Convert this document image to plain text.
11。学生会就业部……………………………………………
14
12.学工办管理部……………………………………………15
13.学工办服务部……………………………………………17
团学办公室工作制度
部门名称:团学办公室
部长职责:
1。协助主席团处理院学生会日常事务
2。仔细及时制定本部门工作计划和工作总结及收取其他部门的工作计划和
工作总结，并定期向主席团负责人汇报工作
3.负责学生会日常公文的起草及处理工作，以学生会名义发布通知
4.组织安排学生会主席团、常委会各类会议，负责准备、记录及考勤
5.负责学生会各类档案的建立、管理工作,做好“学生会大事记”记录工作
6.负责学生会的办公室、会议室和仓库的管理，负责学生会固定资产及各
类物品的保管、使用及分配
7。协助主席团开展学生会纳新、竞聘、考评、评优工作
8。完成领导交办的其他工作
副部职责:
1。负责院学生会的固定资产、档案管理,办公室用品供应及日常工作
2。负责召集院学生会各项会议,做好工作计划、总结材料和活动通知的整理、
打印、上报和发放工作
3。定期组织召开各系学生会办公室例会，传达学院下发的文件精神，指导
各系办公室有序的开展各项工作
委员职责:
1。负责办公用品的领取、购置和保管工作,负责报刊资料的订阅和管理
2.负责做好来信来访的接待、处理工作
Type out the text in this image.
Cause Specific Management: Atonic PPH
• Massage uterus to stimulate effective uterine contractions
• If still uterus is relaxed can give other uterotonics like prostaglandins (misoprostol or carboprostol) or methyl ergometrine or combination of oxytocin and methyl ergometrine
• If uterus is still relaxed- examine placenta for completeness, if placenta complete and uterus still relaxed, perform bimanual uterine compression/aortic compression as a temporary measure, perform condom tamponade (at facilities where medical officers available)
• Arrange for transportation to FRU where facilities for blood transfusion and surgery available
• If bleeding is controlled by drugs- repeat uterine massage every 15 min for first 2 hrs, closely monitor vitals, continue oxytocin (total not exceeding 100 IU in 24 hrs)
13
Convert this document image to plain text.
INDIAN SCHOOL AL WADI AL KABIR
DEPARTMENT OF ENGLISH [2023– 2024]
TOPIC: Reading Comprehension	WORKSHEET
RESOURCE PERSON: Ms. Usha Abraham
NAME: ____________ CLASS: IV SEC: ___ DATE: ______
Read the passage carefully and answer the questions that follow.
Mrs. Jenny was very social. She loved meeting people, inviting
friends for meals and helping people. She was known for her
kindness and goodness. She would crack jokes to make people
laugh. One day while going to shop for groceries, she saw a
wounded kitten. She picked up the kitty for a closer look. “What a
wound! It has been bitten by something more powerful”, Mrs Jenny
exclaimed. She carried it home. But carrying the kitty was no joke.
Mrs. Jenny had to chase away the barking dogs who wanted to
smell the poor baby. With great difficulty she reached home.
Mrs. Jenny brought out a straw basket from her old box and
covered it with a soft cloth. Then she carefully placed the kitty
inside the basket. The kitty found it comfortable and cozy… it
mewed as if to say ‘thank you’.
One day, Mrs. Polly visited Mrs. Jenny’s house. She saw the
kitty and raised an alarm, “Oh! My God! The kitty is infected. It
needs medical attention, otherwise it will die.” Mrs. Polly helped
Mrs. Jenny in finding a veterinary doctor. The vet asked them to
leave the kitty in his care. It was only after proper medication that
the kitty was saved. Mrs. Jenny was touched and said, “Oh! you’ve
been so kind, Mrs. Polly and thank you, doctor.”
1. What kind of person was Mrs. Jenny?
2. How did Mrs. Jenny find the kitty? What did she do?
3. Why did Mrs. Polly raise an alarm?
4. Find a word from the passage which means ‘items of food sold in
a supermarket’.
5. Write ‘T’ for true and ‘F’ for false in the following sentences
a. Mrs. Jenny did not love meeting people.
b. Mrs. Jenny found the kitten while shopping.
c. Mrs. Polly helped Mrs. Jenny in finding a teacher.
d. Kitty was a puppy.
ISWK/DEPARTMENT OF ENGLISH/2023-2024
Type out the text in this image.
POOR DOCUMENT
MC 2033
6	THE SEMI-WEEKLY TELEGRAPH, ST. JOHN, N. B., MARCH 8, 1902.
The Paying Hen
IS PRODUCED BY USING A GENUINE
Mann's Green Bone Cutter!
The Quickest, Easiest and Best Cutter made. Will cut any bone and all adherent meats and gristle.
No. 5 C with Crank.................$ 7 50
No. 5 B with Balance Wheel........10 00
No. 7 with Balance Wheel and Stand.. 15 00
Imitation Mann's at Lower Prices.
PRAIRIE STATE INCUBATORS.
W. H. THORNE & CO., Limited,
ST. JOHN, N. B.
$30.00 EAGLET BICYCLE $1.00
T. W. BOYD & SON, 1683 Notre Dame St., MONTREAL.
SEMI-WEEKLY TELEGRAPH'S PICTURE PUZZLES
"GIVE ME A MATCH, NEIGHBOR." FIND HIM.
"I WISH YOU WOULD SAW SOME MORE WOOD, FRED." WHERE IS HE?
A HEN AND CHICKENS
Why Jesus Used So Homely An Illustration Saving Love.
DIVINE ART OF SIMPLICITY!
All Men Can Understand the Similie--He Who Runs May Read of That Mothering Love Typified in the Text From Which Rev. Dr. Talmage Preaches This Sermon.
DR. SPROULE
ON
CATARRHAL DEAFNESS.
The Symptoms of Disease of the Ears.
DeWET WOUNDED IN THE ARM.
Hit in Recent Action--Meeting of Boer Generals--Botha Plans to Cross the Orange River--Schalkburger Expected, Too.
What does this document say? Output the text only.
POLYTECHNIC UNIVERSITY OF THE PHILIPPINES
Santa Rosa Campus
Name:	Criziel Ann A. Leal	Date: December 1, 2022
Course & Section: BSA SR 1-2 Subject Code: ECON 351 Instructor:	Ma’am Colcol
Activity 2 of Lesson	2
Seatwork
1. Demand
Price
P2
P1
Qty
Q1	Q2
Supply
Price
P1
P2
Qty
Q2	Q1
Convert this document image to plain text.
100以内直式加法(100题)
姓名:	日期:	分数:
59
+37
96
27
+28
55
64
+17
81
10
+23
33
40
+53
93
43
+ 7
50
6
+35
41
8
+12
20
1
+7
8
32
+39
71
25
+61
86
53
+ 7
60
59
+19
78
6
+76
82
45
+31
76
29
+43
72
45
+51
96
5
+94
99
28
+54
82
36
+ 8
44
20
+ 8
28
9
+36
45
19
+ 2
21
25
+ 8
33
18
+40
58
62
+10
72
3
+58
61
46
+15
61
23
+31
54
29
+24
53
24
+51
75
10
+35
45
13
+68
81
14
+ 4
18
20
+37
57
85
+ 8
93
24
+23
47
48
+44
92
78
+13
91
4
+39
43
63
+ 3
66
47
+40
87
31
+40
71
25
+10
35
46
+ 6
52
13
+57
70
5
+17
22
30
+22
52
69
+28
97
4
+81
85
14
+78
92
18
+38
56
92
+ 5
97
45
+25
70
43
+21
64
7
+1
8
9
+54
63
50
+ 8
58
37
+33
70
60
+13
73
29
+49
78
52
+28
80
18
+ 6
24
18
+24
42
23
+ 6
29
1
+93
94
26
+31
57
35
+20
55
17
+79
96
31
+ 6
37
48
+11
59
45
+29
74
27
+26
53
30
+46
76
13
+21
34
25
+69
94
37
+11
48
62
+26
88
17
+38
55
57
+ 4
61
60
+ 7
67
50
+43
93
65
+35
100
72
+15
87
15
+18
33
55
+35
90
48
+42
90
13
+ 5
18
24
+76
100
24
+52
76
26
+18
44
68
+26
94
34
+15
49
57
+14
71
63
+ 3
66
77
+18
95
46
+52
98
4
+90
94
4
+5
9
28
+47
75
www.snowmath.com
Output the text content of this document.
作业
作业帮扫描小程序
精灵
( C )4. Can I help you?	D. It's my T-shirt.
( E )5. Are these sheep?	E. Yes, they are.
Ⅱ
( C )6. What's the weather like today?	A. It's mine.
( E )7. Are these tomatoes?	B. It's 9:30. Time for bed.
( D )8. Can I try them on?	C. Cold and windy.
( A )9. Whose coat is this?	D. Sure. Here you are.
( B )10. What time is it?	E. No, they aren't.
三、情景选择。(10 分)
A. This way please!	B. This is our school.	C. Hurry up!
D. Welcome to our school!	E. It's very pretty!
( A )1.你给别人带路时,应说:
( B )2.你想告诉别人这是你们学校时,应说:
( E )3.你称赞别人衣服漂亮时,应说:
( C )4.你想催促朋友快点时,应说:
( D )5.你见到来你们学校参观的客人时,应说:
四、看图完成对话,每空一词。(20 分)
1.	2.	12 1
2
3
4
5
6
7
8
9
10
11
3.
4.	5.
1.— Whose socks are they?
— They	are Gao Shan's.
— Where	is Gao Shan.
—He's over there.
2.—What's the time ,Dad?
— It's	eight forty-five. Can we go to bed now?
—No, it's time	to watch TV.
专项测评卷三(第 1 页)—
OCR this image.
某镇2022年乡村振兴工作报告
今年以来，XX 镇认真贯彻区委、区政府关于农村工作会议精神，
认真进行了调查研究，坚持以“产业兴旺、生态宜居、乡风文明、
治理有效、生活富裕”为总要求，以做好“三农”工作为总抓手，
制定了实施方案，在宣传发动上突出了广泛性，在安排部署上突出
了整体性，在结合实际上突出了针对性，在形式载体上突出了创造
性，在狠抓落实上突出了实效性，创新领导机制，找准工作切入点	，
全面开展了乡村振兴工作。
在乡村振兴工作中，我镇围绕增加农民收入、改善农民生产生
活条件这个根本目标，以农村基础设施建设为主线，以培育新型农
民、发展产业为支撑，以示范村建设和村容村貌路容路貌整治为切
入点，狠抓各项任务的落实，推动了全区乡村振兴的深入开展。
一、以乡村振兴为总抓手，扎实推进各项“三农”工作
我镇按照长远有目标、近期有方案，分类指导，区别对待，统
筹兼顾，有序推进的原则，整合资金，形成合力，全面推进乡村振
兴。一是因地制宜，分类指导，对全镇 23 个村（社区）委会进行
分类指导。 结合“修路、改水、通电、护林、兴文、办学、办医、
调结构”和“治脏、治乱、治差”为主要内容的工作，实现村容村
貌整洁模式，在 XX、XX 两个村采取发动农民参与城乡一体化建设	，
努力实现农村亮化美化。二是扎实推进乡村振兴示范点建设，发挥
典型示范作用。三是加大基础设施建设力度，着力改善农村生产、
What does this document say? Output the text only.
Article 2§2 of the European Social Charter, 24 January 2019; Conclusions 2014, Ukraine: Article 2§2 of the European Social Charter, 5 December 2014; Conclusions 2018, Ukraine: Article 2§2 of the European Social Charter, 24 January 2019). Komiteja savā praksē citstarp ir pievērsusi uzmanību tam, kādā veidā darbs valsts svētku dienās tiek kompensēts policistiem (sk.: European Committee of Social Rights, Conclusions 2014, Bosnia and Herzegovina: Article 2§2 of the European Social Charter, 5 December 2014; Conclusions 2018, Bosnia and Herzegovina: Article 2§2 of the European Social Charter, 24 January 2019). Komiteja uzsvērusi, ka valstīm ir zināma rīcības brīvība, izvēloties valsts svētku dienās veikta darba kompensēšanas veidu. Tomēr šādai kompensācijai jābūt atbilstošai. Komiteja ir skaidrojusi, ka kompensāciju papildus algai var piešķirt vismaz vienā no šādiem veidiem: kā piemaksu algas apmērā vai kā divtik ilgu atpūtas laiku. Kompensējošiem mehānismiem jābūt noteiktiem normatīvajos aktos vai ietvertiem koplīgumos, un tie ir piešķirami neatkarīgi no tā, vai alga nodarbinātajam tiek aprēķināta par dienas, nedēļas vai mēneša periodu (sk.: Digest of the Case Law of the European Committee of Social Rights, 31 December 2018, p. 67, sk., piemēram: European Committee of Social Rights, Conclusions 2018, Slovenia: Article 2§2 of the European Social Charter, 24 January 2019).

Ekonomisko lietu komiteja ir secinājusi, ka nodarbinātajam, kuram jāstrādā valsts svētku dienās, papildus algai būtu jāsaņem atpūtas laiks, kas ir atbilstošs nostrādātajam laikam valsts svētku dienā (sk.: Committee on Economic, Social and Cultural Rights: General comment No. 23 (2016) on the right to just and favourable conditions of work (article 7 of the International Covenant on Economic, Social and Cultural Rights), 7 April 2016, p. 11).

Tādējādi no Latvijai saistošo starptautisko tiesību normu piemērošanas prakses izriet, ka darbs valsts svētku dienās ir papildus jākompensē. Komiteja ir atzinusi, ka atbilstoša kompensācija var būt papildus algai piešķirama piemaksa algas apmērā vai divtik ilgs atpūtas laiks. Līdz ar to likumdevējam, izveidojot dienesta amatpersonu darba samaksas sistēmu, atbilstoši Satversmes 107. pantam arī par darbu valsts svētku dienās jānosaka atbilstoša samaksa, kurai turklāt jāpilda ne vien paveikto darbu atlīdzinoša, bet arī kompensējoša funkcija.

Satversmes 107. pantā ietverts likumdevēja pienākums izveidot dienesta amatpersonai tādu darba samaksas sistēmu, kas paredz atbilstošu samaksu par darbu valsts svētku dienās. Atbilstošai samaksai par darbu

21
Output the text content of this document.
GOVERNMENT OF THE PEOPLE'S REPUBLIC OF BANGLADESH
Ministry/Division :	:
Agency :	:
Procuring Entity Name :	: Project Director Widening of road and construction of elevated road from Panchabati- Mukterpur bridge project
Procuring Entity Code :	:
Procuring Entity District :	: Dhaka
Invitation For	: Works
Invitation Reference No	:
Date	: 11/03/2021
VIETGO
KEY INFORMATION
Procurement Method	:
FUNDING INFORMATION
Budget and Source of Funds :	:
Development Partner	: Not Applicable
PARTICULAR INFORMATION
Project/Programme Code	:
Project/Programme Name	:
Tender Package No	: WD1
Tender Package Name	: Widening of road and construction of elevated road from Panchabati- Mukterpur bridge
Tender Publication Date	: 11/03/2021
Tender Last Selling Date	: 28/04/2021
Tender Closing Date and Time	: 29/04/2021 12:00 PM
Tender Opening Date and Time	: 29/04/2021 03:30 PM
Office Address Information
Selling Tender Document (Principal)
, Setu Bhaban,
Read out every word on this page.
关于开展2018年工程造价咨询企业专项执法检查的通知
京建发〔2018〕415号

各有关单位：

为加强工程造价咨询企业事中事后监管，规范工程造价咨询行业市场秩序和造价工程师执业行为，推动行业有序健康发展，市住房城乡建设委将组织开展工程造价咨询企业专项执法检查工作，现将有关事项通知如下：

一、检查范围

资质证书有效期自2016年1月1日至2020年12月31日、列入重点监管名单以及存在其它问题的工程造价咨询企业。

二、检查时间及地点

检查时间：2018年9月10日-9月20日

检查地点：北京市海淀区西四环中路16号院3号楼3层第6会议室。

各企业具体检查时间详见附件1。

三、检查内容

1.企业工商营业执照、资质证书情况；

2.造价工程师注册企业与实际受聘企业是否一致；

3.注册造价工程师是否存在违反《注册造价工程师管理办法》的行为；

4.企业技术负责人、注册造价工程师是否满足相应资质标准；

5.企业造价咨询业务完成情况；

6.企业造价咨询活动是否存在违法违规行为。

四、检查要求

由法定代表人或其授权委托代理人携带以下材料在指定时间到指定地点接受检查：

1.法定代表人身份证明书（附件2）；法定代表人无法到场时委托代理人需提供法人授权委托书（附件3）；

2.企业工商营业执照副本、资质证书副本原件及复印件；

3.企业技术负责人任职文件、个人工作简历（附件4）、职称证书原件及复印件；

════════

> _What is being asked_
Sift through the entries and copy every line with "Invitation".

> _Response to this task_
Invitation For	: Works
Invitation Reference No	:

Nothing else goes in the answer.